__Exercise goal__:
Transcribe the entries below exactly; leave every image out.

* * * * * * *

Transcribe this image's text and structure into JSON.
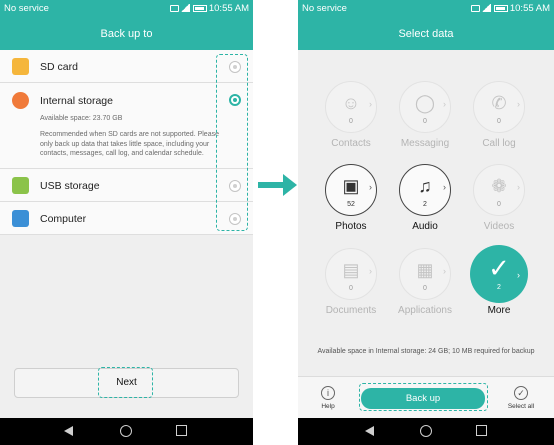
{
  "left_phone": {
    "status": {
      "carrier": "No service",
      "time": "10:55 AM"
    },
    "title": "Back up to",
    "items": [
      {
        "label": "SD card",
        "icon": "sd-card-icon",
        "selected": false
      },
      {
        "label": "Internal storage",
        "icon": "internal-storage-icon",
        "selected": true,
        "available": "Available space: 23.70 GB",
        "note": "Recommended when SD cards are not supported. Please only back up data that takes little space, including your contacts, messages, call log, and calendar schedule."
      },
      {
        "label": "USB storage",
        "icon": "usb-icon",
        "selected": false
      },
      {
        "label": "Computer",
        "icon": "computer-icon",
        "selected": false
      }
    ],
    "next_label": "Next"
  },
  "right_phone": {
    "status": {
      "carrier": "No service",
      "time": "10:55 AM"
    },
    "title": "Select data",
    "grid": [
      {
        "label": "Contacts",
        "count": "0",
        "icon": "contacts-icon",
        "state": "disabled"
      },
      {
        "label": "Messaging",
        "count": "0",
        "icon": "messaging-icon",
        "state": "disabled"
      },
      {
        "label": "Call log",
        "count": "0",
        "icon": "call-log-icon",
        "state": "disabled"
      },
      {
        "label": "Photos",
        "count": "52",
        "icon": "photos-icon",
        "state": "enabled"
      },
      {
        "label": "Audio",
        "count": "2",
        "icon": "audio-icon",
        "state": "enabled"
      },
      {
        "label": "Videos",
        "count": "0",
        "icon": "videos-icon",
        "state": "disabled"
      },
      {
        "label": "Documents",
        "count": "0",
        "icon": "documents-icon",
        "state": "disabled"
      },
      {
        "label": "Applications",
        "count": "0",
        "icon": "applications-icon",
        "state": "disabled"
      },
      {
        "label": "More",
        "count": "2",
        "icon": "check-icon",
        "state": "selected"
      }
    ],
    "available_text": "Available space in Internal storage: 24 GB; 10 MB required for backup",
    "help_label": "Help",
    "backup_label": "Back up",
    "select_all_label": "Select all"
  },
  "colors": {
    "accent": "#2db4a6"
  }
}
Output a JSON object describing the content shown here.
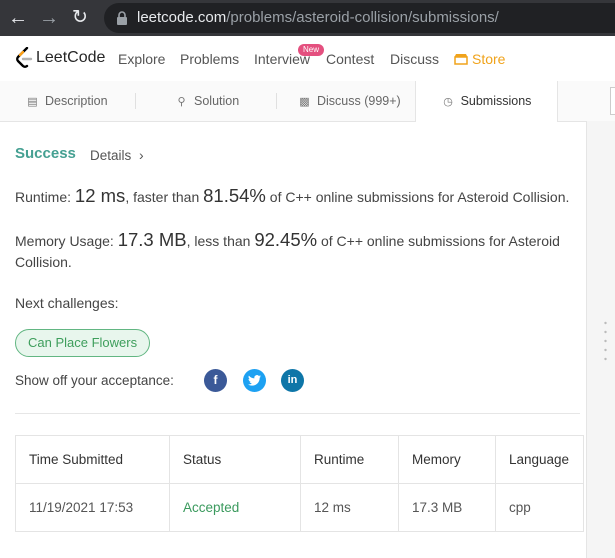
{
  "browser": {
    "url_host": "leetcode.com",
    "url_path": "/problems/asteroid-collision/submissions/"
  },
  "nav": {
    "logo_text": "LeetCode",
    "items": [
      "Explore",
      "Problems",
      "Interview",
      "Contest",
      "Discuss"
    ],
    "new_badge": "New",
    "store": "Store"
  },
  "tabs": [
    "Description",
    "Solution",
    "Discuss (999+)",
    "Submissions"
  ],
  "result": {
    "status": "Success",
    "details": "Details",
    "runtime_label": "Runtime:",
    "runtime_value": "12 ms",
    "runtime_mid": ", faster than",
    "runtime_pct": "81.54%",
    "runtime_tail": "of C++ online submissions for Asteroid Collision.",
    "memory_label": "Memory Usage:",
    "memory_value": "17.3 MB",
    "memory_mid": ", less than",
    "memory_pct": "92.45%",
    "memory_tail": "of C++ online submissions for Asteroid",
    "memory_tail2": "Collision.",
    "next_label": "Next challenges:",
    "next_challenge": "Can Place Flowers",
    "share_label": "Show off your acceptance:"
  },
  "table": {
    "headers": [
      "Time Submitted",
      "Status",
      "Runtime",
      "Memory",
      "Language"
    ],
    "rows": [
      [
        "11/19/2021 17:53",
        "Accepted",
        "12 ms",
        "17.3 MB",
        "cpp"
      ]
    ]
  },
  "colors": {
    "success": "#45a092",
    "accepted": "#3b9a5e",
    "facebook": "#3b5998",
    "twitter": "#1da1f2",
    "linkedin": "#0e76a8"
  }
}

* * * * * * *

__Problem solution__:
Transcribe this image's text and structure into JSON.
{
  "left_phone": {
    "status": {
      "carrier": "No service",
      "time": "10:55 AM"
    },
    "title": "Back up to",
    "items": [
      {
        "label": "SD card",
        "icon": "sd-card-icon",
        "selected": false
      },
      {
        "label": "Internal storage",
        "icon": "internal-storage-icon",
        "selected": true,
        "available": "Available space: 23.70 GB",
        "note": "Recommended when SD cards are not supported. Please only back up data that takes little space, including your contacts, messages, call log, and calendar schedule."
      },
      {
        "label": "USB storage",
        "icon": "usb-icon",
        "selected": false
      },
      {
        "label": "Computer",
        "icon": "computer-icon",
        "selected": false
      }
    ],
    "next_label": "Next"
  },
  "right_phone": {
    "status": {
      "carrier": "No service",
      "time": "10:55 AM"
    },
    "title": "Select data",
    "grid": [
      {
        "label": "Contacts",
        "count": "0",
        "icon": "contacts-icon",
        "state": "disabled"
      },
      {
        "label": "Messaging",
        "count": "0",
        "icon": "messaging-icon",
        "state": "disabled"
      },
      {
        "label": "Call log",
        "count": "0",
        "icon": "call-log-icon",
        "state": "disabled"
      },
      {
        "label": "Photos",
        "count": "52",
        "icon": "photos-icon",
        "state": "enabled"
      },
      {
        "label": "Audio",
        "count": "2",
        "icon": "audio-icon",
        "state": "enabled"
      },
      {
        "label": "Videos",
        "count": "0",
        "icon": "videos-icon",
        "state": "disabled"
      },
      {
        "label": "Documents",
        "count": "0",
        "icon": "documents-icon",
        "state": "disabled"
      },
      {
        "label": "Applications",
        "count": "0",
        "icon": "applications-icon",
        "state": "disabled"
      },
      {
        "label": "More",
        "count": "2",
        "icon": "check-icon",
        "state": "selected"
      }
    ],
    "available_text": "Available space in Internal storage: 24 GB; 10 MB required for backup",
    "help_label": "Help",
    "backup_label": "Back up",
    "select_all_label": "Select all"
  },
  "colors": {
    "accent": "#2db4a6"
  }
}
Output a JSON object describing the content shown here.
{
  "browser": {
    "url_host": "leetcode.com",
    "url_path": "/problems/asteroid-collision/submissions/"
  },
  "nav": {
    "logo_text": "LeetCode",
    "items": [
      "Explore",
      "Problems",
      "Interview",
      "Contest",
      "Discuss"
    ],
    "new_badge": "New",
    "store": "Store"
  },
  "tabs": [
    "Description",
    "Solution",
    "Discuss (999+)",
    "Submissions"
  ],
  "result": {
    "status": "Success",
    "details": "Details",
    "runtime_label": "Runtime:",
    "runtime_value": "12 ms",
    "runtime_mid": ", faster than",
    "runtime_pct": "81.54%",
    "runtime_tail": "of C++ online submissions for Asteroid Collision.",
    "memory_label": "Memory Usage:",
    "memory_value": "17.3 MB",
    "memory_mid": ", less than",
    "memory_pct": "92.45%",
    "memory_tail": "of C++ online submissions for Asteroid",
    "memory_tail2": "Collision.",
    "next_label": "Next challenges:",
    "next_challenge": "Can Place Flowers",
    "share_label": "Show off your acceptance:"
  },
  "table": {
    "headers": [
      "Time Submitted",
      "Status",
      "Runtime",
      "Memory",
      "Language"
    ],
    "rows": [
      [
        "11/19/2021 17:53",
        "Accepted",
        "12 ms",
        "17.3 MB",
        "cpp"
      ]
    ]
  },
  "colors": {
    "success": "#45a092",
    "accepted": "#3b9a5e",
    "facebook": "#3b5998",
    "twitter": "#1da1f2",
    "linkedin": "#0e76a8"
  }
}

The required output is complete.